Problem to solve: Copy each line that has the string "this" somewhere in it.

Task material:
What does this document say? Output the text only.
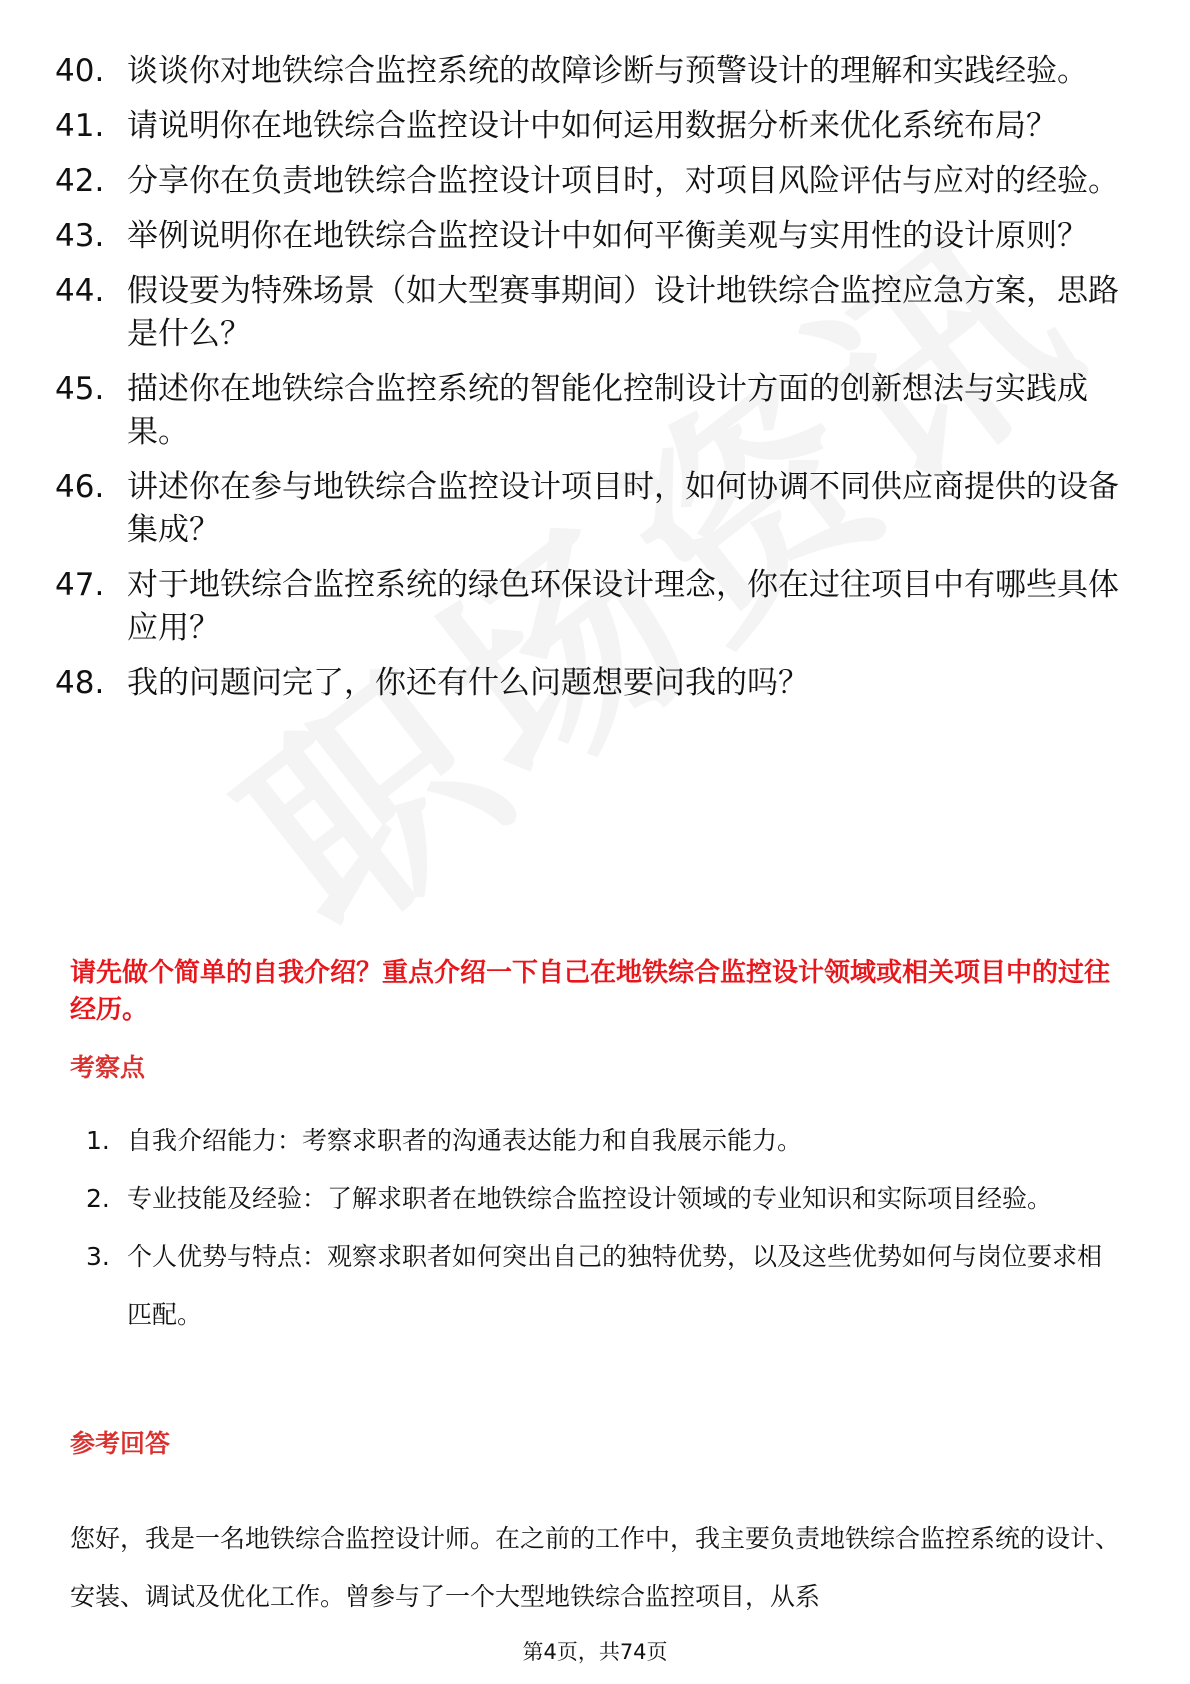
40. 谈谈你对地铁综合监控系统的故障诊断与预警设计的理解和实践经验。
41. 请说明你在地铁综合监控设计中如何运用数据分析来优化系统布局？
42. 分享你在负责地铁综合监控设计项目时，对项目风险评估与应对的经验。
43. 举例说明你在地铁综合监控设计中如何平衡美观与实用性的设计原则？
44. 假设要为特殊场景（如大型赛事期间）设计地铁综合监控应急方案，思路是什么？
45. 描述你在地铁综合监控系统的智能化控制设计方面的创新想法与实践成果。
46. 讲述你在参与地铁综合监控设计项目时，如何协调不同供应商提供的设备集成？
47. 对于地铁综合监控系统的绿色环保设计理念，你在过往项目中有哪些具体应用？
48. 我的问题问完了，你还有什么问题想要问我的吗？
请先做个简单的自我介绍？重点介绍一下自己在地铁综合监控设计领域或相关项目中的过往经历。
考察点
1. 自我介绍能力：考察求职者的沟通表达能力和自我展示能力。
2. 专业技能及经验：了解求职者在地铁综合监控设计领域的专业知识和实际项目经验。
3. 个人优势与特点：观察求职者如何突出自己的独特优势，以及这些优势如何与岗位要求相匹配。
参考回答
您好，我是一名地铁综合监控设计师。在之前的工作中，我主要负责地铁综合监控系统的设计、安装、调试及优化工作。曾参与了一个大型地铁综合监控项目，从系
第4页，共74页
--
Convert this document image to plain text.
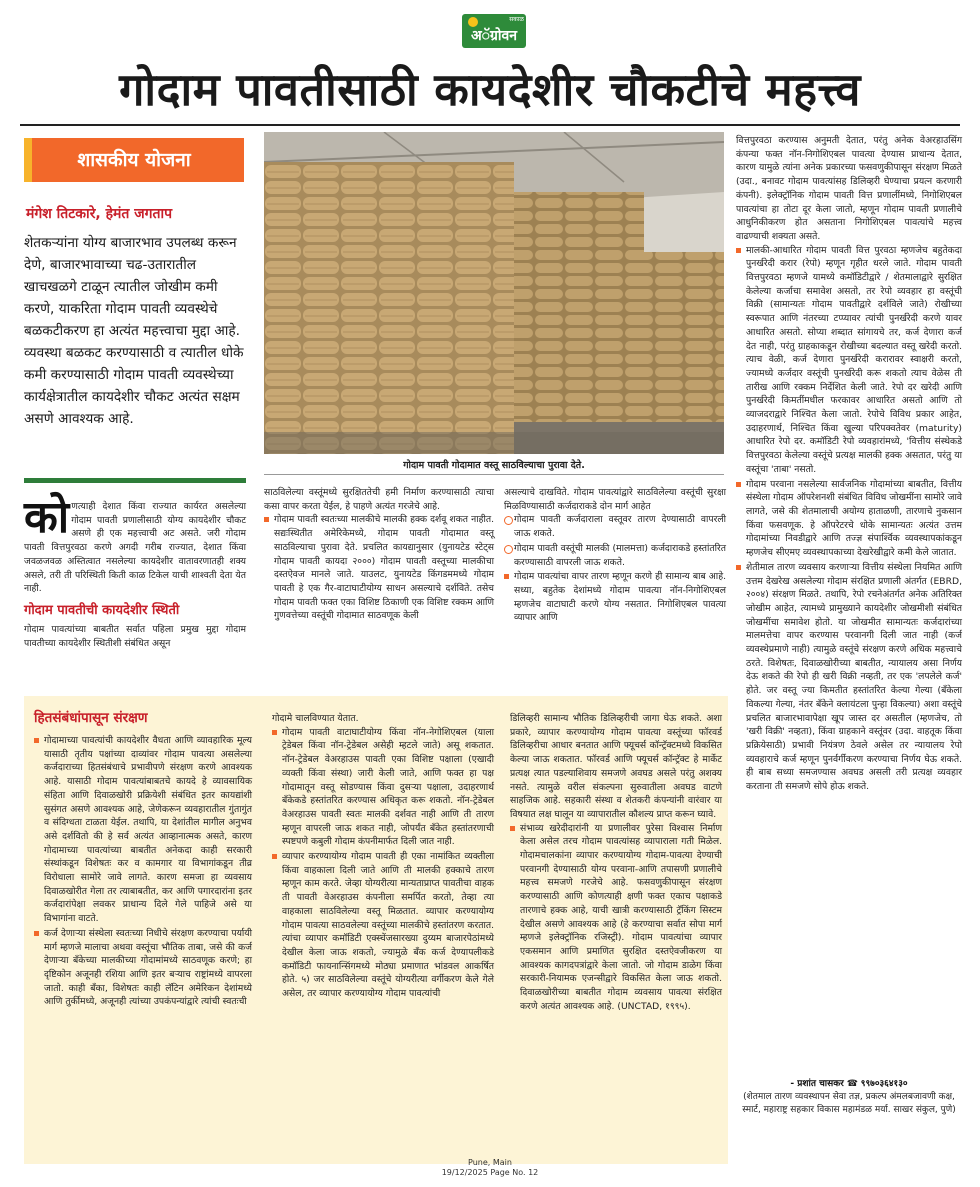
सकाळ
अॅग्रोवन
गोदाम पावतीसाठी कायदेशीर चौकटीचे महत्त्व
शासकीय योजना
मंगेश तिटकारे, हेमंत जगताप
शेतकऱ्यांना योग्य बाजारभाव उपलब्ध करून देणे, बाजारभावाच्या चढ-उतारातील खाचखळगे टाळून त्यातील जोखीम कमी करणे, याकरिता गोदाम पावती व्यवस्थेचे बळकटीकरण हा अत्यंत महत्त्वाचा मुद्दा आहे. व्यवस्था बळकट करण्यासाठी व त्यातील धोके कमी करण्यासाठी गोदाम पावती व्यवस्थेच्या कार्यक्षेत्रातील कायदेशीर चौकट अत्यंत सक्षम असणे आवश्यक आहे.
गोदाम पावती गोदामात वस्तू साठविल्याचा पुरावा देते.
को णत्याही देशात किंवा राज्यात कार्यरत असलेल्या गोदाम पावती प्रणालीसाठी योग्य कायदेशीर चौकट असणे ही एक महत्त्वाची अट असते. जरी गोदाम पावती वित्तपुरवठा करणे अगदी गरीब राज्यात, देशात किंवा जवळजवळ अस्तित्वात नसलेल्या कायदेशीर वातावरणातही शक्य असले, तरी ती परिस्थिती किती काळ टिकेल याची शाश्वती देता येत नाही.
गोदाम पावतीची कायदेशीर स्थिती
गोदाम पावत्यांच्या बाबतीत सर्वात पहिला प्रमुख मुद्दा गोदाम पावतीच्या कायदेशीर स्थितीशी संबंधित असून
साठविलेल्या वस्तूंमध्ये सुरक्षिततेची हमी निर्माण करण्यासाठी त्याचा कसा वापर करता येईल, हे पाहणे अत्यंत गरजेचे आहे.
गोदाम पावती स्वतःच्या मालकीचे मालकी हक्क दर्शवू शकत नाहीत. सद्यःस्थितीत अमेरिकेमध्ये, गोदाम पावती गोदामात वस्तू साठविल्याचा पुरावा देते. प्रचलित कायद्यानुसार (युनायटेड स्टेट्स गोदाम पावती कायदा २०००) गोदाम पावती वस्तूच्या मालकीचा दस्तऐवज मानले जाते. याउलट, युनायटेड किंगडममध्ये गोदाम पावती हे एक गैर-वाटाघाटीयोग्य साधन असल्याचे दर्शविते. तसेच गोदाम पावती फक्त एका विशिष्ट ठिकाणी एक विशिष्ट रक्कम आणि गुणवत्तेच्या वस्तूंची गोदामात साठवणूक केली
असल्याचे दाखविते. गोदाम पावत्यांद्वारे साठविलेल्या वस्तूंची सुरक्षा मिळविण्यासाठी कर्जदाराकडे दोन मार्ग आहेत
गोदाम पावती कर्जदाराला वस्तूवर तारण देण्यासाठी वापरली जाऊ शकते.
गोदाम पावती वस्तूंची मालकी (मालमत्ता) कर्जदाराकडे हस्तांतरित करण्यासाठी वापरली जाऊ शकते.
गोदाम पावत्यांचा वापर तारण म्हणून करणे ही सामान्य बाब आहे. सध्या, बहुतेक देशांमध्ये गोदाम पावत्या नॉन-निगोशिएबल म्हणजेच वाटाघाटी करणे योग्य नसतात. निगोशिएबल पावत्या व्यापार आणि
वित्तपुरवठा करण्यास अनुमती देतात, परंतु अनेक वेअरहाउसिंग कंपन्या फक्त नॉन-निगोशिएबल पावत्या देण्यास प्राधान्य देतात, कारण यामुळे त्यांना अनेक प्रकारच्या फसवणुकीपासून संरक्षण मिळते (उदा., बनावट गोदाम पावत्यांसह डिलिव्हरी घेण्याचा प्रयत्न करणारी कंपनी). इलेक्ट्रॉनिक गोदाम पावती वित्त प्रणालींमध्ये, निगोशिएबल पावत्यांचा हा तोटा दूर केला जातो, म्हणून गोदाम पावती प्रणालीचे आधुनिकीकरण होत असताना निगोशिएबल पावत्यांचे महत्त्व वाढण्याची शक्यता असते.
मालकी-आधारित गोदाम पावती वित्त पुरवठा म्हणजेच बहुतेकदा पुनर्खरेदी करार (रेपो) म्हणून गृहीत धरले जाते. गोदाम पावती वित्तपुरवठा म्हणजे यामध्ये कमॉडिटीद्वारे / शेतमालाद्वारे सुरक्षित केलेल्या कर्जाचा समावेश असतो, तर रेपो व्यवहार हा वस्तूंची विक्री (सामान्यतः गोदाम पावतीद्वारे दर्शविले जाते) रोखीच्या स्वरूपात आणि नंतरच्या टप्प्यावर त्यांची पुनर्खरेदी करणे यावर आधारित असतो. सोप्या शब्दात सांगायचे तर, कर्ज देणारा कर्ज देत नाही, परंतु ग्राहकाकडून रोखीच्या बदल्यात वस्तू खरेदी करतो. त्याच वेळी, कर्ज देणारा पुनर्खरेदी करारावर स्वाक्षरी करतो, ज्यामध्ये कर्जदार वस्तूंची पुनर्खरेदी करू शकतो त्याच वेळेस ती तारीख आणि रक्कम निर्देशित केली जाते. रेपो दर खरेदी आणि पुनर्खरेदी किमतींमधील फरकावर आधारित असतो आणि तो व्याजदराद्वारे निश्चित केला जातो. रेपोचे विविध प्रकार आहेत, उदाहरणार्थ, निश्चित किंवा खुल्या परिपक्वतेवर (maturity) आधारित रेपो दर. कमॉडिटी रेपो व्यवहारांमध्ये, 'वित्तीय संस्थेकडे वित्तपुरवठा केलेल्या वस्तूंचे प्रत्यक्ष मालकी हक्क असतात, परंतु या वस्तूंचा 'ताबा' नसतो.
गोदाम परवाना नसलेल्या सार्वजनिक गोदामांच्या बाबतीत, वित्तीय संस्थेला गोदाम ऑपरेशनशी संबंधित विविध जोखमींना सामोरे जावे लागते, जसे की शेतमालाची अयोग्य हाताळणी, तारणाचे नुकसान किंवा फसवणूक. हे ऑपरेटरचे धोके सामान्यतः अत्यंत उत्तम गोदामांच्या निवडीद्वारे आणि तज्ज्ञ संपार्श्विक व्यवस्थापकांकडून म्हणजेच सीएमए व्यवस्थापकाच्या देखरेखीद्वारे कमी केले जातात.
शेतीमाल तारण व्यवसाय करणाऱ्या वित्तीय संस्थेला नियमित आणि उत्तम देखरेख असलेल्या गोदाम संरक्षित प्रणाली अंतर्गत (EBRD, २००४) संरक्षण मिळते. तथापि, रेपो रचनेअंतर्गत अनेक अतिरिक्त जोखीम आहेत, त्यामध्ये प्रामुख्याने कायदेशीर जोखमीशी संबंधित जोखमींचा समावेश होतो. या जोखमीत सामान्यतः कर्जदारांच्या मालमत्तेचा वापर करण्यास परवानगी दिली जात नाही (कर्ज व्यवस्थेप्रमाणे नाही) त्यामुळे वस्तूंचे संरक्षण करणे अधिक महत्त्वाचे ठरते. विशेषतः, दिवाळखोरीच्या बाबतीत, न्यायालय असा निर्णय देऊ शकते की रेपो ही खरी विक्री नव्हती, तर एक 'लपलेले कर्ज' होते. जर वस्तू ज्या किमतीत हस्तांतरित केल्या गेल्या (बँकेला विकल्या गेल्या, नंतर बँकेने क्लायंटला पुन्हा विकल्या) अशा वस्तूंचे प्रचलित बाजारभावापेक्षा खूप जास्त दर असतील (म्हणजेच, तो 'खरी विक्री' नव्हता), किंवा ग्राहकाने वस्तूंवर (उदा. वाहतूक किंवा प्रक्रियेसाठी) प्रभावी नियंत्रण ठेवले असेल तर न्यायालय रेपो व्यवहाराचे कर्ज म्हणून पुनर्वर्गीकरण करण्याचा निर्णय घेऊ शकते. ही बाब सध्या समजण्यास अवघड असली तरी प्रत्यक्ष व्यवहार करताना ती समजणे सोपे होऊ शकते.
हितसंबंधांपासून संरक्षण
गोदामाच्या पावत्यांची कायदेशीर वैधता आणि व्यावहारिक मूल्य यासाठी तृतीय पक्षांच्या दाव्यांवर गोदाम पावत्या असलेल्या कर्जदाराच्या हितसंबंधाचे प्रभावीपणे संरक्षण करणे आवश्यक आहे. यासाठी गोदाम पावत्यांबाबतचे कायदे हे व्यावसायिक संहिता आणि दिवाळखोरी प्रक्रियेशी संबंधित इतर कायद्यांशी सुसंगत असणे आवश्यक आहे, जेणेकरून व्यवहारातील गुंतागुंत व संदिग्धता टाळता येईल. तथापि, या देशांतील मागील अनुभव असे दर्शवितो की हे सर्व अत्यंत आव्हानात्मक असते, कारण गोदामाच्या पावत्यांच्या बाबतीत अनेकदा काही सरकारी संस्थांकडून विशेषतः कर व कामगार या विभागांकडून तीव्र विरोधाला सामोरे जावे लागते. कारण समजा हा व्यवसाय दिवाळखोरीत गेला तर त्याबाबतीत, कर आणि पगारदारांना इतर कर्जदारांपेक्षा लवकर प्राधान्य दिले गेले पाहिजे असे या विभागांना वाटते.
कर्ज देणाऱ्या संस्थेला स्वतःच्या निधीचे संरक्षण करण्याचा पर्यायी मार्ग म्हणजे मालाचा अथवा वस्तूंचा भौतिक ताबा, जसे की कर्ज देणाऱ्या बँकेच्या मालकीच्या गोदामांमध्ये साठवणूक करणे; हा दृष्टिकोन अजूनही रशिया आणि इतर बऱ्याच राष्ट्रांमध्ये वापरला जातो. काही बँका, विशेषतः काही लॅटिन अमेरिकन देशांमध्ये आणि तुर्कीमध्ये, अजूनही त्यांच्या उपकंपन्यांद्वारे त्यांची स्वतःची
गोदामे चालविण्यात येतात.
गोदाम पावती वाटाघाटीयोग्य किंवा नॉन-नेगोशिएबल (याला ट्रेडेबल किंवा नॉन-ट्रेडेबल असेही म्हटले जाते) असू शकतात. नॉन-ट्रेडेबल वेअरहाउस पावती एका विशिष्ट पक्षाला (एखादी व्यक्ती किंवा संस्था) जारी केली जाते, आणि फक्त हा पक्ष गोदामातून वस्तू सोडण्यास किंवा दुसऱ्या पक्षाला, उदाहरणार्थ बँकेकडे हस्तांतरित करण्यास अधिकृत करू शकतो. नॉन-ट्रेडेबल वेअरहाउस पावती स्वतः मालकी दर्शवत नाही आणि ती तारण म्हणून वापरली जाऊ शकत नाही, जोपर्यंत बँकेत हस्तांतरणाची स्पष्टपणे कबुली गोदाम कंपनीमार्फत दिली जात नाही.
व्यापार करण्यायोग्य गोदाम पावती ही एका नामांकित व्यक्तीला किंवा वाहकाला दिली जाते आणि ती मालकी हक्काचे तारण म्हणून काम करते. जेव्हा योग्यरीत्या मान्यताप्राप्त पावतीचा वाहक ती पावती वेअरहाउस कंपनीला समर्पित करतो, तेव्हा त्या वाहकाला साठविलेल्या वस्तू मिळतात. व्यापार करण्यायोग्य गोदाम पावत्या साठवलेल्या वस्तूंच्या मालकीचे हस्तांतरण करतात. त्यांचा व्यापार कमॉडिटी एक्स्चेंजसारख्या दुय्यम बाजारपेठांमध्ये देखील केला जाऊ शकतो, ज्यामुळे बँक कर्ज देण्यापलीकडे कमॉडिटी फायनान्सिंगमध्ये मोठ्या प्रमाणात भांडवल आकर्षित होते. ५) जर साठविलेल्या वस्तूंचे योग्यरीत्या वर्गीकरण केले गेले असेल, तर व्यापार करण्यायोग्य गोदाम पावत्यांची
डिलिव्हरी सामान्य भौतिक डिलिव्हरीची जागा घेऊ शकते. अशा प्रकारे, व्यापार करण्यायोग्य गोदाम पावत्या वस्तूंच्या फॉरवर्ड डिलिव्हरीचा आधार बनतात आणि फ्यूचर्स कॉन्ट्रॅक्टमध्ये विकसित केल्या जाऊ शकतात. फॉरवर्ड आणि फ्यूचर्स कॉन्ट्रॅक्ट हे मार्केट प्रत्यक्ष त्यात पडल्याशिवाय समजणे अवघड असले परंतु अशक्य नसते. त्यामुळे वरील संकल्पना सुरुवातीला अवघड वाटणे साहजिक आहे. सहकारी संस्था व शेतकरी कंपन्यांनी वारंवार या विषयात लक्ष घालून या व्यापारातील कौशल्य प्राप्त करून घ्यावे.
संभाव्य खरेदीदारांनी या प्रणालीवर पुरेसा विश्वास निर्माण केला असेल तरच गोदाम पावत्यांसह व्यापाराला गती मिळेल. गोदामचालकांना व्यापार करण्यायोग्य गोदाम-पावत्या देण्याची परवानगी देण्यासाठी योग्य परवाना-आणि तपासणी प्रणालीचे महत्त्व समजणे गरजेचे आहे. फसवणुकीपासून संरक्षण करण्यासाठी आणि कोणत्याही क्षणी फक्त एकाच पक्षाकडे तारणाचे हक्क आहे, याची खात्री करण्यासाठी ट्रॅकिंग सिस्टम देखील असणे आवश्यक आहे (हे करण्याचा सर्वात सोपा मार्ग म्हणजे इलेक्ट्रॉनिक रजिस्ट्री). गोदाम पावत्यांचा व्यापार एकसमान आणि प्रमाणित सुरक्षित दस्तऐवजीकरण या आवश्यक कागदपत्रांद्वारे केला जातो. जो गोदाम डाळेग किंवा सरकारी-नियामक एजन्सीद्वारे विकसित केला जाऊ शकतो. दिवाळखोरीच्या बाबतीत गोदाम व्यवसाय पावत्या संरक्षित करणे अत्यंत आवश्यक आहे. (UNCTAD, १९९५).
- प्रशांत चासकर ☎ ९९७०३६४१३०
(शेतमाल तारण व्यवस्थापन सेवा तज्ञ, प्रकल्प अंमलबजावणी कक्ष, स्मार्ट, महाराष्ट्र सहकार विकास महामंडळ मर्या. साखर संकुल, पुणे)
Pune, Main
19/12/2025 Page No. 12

Answer below:
What does this document say? Output the text only.
Convert this document image to plain text.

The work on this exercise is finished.